What is required - Select and copy out every line in the records containing "Daycare".

━━━━━━━━━━━━━━━━

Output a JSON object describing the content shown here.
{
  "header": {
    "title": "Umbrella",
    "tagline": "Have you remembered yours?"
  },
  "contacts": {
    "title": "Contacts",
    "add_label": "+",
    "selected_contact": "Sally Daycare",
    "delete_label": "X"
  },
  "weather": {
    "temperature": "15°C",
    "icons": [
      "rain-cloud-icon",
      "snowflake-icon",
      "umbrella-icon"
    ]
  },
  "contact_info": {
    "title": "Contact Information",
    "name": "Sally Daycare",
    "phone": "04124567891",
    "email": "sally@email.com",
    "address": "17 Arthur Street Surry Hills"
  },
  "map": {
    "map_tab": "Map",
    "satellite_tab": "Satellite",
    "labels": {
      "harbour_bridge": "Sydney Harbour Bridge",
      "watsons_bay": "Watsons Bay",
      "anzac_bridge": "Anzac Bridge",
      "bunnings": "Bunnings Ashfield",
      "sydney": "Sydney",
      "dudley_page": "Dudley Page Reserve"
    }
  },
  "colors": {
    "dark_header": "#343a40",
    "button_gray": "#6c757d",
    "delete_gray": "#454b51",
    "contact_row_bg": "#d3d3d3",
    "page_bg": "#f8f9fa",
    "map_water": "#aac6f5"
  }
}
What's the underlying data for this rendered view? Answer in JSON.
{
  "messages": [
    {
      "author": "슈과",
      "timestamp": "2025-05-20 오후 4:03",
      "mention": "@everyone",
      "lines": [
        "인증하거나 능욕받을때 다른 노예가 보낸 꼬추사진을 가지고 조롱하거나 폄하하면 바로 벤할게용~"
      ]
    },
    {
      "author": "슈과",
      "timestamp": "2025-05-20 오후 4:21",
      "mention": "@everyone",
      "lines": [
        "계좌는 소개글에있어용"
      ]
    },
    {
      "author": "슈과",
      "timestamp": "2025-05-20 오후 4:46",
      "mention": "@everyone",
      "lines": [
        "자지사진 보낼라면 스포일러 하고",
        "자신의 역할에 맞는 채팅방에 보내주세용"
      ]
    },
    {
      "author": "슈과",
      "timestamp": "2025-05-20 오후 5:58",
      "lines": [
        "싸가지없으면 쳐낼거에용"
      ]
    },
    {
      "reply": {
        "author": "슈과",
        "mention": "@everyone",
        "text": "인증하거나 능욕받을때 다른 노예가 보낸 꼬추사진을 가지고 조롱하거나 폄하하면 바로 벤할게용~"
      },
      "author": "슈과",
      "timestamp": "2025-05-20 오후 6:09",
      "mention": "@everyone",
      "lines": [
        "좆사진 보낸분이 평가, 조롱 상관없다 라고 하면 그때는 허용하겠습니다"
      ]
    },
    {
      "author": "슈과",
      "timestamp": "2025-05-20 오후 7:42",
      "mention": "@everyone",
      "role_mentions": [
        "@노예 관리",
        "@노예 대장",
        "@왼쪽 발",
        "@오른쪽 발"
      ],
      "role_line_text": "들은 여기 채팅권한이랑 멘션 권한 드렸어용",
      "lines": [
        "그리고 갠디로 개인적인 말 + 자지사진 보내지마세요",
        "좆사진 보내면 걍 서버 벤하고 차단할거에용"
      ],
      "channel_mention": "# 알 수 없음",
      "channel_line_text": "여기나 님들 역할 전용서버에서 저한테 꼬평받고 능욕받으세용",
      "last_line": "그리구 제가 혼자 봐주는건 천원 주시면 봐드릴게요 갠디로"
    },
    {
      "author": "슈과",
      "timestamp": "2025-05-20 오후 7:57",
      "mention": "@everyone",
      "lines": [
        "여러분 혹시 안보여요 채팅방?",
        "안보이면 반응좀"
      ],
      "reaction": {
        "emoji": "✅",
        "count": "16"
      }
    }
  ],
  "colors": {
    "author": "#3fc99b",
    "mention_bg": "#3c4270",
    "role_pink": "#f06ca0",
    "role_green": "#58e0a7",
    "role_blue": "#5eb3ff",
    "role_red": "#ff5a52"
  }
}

━━━━━━━━━━━━━━━━

Finished exercise -
    "selected_contact": "Sally Daycare",
    "name": "Sally Daycare",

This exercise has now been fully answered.